— Begin Input data —

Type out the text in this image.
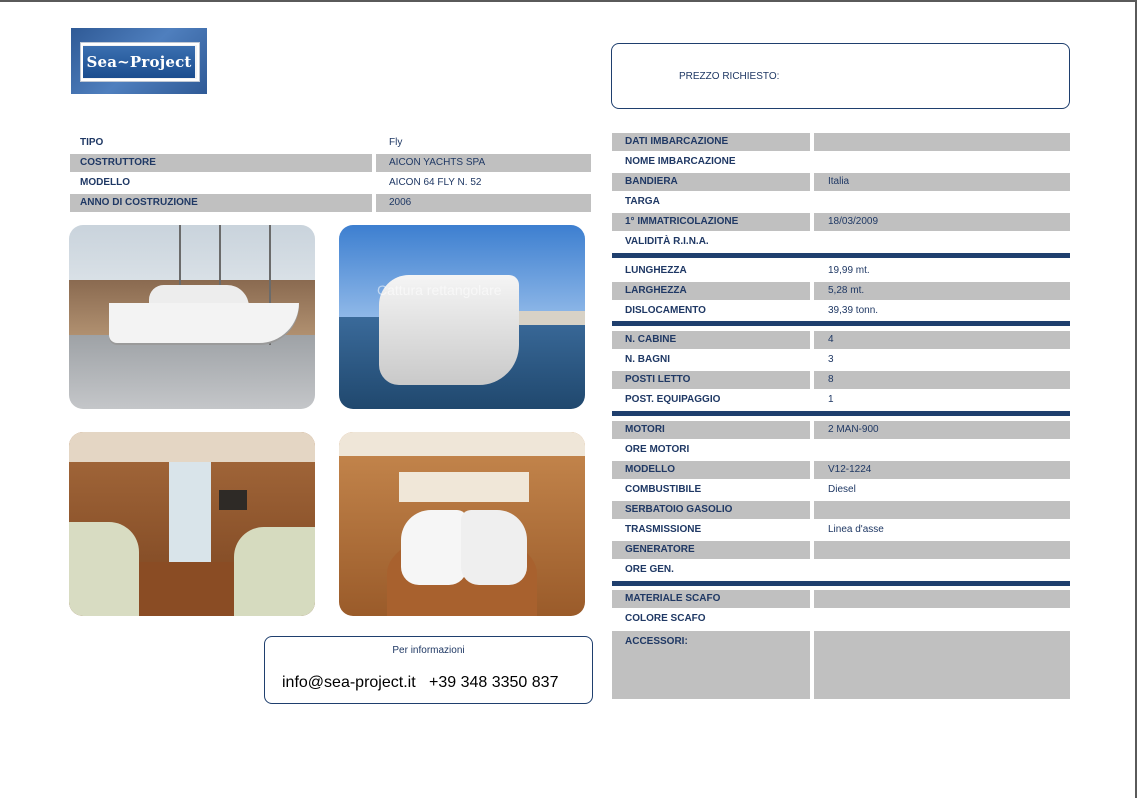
Sea~Project
PREZZO RICHIESTO:
TIPO	Fly
COSTRUTTORE	AICON YACHTS SPA
MODELLO	AICON 64 FLY N. 52
ANNO DI COSTRUZIONE	2006
Cattura rettangolare
Per informazioni
info@sea-project.it +39 348 3350 837
DATI IMBARCAZIONE
NOME IMBARCAZIONE
BANDIERA	Italia
TARGA
1° IMMATRICOLAZIONE	18/03/2009
VALIDITÀ R.I.N.A.
LUNGHEZZA	19,99 mt.
LARGHEZZA	5,28 mt.
DISLOCAMENTO	39,39 tonn.
N. CABINE	4
N. BAGNI	3
POSTI LETTO	8
POST. EQUIPAGGIO	1
MOTORI	2 MAN-900
ORE MOTORI
MODELLO	V12-1224
COMBUSTIBILE	Diesel
SERBATOIO GASOLIO
TRASMISSIONE	Linea d'asse
GENERATORE
ORE GEN.
MATERIALE SCAFO
COLORE SCAFO
ACCESSORI:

— End Input data —

* Task directions *
Skipping the pictures, transcribe each line above exactly as it appears.

* Written response *
Type out the text in this image.
Sea~Project
PREZZO RICHIESTO:
TIPO	Fly
COSTRUTTORE	AICON YACHTS SPA
MODELLO	AICON 64 FLY N. 52
ANNO DI COSTRUZIONE	2006
Cattura rettangolare
Per informazioni
info@sea-project.it +39 348 3350 837
DATI IMBARCAZIONE
NOME IMBARCAZIONE
BANDIERA	Italia
TARGA
1° IMMATRICOLAZIONE	18/03/2009
VALIDITÀ R.I.N.A.
LUNGHEZZA	19,99 mt.
LARGHEZZA	5,28 mt.
DISLOCAMENTO	39,39 tonn.
N. CABINE	4
N. BAGNI	3
POSTI LETTO	8
POST. EQUIPAGGIO	1
MOTORI	2 MAN-900
ORE MOTORI
MODELLO	V12-1224
COMBUSTIBILE	Diesel
SERBATOIO GASOLIO
TRASMISSIONE	Linea d'asse
GENERATORE
ORE GEN.
MATERIALE SCAFO
COLORE SCAFO
ACCESSORI:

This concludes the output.